==== Recorded data

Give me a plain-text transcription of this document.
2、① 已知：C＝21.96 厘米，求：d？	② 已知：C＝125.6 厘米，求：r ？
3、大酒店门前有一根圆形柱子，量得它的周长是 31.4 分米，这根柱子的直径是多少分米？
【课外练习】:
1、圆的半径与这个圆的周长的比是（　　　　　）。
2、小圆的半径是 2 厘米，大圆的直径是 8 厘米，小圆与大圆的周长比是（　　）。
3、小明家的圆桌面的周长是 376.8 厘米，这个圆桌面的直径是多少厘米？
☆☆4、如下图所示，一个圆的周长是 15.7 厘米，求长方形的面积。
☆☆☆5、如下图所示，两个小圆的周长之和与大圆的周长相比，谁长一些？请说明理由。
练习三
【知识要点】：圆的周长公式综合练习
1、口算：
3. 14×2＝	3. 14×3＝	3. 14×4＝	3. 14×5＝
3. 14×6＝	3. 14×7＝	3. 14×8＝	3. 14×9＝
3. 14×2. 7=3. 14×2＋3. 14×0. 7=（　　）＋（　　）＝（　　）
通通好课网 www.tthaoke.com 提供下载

========
==== Recorded data

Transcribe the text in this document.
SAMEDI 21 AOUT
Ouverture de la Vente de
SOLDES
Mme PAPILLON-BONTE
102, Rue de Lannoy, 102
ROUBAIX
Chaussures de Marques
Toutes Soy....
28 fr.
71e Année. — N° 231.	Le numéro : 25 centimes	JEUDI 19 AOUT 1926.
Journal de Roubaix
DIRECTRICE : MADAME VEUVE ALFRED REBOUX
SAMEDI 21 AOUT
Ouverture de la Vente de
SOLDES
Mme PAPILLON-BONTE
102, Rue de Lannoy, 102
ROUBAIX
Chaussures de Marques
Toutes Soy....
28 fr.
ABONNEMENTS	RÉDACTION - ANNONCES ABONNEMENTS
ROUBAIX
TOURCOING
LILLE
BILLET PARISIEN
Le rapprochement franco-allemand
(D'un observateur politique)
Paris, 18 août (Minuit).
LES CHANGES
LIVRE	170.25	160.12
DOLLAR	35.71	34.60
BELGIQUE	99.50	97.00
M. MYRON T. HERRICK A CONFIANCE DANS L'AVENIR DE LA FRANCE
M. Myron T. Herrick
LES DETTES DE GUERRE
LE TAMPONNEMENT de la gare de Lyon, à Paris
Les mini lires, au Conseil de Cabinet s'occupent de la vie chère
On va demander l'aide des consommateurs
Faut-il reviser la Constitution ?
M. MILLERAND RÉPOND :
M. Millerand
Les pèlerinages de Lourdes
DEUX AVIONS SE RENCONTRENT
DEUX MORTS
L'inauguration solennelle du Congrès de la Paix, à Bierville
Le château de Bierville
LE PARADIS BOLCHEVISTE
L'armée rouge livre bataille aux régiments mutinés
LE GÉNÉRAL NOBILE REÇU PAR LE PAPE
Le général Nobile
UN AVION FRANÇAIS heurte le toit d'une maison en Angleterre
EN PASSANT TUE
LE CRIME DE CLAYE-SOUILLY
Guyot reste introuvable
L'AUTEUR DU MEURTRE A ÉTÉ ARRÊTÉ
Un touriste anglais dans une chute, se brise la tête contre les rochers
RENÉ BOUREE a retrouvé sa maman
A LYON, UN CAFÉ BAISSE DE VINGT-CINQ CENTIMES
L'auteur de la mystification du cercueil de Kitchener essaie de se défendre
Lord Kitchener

========

Directive:
Collect each line of the entries that has the word "Kitchener", copying it in full.

Task result:
L'auteur de la mystification du cercueil de Kitchener essaie de se défendre
Lord Kitchener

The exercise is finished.